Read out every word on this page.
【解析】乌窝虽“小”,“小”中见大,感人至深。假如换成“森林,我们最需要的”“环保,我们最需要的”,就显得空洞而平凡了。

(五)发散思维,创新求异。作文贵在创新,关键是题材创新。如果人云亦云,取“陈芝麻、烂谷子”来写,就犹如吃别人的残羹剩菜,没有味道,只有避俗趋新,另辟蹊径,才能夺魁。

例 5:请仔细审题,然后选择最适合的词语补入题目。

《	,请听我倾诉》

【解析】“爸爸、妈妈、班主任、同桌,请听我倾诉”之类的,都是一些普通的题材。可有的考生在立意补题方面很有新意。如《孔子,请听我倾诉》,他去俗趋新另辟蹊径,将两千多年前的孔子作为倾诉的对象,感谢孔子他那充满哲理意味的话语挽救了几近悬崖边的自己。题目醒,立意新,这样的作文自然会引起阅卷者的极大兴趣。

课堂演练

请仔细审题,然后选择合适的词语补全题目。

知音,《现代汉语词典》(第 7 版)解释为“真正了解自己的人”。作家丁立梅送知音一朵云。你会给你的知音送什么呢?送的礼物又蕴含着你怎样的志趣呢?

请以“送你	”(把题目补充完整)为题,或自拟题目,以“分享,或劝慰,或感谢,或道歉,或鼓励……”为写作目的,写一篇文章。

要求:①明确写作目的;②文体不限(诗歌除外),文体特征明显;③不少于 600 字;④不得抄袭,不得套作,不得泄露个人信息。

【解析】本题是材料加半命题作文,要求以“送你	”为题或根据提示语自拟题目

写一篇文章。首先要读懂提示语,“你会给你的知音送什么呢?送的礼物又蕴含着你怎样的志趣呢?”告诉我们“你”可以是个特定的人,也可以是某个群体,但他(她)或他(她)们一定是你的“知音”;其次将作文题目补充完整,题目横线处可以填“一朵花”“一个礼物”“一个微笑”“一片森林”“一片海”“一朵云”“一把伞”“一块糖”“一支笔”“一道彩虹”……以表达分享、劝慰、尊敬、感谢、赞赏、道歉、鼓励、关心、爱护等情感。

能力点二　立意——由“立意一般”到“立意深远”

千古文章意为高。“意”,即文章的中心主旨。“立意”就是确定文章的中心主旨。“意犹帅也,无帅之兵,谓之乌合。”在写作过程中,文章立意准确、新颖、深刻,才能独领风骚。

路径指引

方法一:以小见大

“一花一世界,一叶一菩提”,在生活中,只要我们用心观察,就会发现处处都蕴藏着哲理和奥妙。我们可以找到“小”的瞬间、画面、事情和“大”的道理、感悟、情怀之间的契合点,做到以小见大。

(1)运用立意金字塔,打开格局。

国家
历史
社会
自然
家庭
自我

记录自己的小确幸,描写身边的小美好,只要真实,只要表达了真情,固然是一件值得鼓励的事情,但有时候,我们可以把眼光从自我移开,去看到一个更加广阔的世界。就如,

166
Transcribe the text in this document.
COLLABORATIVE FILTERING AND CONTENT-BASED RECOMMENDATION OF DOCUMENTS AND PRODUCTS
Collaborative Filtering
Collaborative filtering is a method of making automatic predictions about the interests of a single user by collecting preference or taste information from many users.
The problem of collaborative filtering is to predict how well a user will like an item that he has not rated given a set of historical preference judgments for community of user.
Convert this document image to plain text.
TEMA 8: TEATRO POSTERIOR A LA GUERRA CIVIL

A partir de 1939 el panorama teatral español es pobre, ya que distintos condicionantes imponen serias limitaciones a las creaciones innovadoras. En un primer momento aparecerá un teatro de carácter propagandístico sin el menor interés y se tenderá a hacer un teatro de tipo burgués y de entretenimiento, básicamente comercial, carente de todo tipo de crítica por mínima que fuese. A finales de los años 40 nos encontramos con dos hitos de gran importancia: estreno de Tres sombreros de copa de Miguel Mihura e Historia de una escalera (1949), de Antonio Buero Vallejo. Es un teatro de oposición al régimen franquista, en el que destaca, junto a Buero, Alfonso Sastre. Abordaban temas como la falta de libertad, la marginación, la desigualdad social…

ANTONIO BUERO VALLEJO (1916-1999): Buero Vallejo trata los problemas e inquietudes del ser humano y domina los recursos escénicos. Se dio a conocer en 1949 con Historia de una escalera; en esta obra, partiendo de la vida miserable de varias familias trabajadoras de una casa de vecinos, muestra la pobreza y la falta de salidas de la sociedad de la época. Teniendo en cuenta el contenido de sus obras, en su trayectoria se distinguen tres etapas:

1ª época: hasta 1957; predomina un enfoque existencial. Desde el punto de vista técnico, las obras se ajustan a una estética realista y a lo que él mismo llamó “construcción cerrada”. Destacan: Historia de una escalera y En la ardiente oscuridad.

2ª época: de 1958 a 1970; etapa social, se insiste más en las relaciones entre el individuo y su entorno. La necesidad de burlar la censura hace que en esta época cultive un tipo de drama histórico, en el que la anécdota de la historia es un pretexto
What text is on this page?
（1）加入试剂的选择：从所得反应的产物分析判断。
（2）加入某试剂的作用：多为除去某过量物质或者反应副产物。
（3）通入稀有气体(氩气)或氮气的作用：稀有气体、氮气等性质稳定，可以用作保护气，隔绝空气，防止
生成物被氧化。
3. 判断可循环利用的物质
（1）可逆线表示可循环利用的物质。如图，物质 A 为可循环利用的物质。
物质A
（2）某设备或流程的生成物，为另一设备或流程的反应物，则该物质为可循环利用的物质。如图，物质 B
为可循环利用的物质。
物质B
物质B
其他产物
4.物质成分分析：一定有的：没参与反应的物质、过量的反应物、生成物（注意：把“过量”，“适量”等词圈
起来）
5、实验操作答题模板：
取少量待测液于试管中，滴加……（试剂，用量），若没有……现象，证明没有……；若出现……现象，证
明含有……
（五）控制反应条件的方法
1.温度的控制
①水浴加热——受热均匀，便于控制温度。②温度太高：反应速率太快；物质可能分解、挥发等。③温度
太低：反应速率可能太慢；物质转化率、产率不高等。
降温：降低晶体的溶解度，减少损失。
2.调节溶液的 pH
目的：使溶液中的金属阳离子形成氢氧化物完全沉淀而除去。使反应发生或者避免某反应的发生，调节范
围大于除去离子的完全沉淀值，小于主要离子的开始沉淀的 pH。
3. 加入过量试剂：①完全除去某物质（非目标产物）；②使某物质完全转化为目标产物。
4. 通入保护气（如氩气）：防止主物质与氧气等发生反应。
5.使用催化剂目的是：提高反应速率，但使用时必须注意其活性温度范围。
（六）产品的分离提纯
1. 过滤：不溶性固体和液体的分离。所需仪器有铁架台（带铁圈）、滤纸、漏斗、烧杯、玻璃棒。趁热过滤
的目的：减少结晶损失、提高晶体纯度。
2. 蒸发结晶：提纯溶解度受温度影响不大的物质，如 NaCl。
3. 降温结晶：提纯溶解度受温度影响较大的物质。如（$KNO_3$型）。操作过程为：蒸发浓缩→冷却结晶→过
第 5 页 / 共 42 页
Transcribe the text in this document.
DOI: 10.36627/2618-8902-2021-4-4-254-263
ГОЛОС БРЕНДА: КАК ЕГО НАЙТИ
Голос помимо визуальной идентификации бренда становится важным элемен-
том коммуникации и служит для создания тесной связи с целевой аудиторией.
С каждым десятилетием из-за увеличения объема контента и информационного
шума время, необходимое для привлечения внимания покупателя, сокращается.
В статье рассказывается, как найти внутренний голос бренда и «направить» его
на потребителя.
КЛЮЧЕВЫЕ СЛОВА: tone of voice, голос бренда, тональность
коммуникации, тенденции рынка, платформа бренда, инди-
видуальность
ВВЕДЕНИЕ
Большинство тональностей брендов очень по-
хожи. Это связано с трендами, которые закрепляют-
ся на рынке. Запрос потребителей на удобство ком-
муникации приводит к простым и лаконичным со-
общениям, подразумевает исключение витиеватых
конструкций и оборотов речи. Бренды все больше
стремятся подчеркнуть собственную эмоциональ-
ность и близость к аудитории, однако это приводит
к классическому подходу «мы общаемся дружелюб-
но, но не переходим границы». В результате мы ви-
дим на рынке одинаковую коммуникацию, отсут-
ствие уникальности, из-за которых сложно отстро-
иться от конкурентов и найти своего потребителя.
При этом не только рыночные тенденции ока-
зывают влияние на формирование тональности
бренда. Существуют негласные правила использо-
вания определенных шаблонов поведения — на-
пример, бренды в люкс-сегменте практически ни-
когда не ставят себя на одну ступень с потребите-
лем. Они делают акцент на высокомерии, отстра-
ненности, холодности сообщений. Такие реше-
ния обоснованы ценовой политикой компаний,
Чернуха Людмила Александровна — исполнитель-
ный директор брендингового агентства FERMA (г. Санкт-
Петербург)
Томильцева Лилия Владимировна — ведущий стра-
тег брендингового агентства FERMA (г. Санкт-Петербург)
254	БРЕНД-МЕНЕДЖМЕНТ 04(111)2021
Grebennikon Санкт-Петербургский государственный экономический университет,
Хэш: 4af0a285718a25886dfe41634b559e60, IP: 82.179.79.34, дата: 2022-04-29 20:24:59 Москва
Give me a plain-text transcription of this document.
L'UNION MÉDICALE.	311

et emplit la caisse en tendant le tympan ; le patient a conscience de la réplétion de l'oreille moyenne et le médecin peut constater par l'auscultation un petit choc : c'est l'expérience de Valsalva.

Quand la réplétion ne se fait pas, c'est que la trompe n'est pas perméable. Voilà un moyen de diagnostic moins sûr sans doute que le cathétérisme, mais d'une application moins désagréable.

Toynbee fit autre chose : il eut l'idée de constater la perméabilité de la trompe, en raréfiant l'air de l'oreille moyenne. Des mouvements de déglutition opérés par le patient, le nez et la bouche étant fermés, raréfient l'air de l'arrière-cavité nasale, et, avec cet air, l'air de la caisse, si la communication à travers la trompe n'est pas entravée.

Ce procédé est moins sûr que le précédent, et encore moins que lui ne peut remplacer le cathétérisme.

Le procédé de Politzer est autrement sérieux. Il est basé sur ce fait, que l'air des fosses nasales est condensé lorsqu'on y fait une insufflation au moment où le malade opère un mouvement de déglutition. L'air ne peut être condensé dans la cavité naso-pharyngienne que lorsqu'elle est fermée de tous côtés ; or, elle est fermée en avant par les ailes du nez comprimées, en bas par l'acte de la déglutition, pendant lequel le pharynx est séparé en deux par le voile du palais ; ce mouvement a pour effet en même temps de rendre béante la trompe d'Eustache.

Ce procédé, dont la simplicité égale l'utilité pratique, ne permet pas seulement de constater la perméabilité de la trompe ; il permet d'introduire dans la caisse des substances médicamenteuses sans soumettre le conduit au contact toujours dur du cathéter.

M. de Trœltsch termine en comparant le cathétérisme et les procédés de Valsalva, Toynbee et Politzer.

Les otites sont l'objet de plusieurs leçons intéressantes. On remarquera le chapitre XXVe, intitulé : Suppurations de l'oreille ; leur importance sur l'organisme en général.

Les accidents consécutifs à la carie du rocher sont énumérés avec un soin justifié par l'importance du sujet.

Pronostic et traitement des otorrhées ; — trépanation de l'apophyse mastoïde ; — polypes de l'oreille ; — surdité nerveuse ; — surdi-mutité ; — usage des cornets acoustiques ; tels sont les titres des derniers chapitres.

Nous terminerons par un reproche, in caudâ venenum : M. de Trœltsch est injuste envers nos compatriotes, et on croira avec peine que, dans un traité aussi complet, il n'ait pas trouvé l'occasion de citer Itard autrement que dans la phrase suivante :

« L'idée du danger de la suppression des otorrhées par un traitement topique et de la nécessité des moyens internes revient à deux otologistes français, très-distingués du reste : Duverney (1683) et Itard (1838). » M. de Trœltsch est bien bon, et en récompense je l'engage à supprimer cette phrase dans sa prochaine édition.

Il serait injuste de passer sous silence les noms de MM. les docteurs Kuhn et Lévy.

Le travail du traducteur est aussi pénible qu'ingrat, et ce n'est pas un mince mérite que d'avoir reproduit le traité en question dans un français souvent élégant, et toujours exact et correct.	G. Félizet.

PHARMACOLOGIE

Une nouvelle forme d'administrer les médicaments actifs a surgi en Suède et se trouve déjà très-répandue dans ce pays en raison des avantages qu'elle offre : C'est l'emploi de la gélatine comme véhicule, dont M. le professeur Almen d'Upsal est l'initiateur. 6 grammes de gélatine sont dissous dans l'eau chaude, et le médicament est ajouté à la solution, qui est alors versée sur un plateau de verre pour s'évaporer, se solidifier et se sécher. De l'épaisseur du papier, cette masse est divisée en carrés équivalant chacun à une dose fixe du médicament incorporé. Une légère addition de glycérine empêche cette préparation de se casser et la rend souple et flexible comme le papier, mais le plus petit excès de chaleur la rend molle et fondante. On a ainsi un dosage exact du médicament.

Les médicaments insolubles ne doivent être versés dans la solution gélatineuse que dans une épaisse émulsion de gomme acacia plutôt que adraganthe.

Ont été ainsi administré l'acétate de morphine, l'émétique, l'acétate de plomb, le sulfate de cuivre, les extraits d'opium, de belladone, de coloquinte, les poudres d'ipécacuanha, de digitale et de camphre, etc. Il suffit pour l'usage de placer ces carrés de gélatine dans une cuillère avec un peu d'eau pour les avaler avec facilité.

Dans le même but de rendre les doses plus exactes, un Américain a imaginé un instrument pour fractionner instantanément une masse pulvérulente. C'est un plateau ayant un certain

──────────

Job: Show every line from the entries above in which "рынке" appears.

The completed task:
ся на рынке. Запрос потребителей на удобство ком-
дим на рынке одинаковую коммуникацию, отсут-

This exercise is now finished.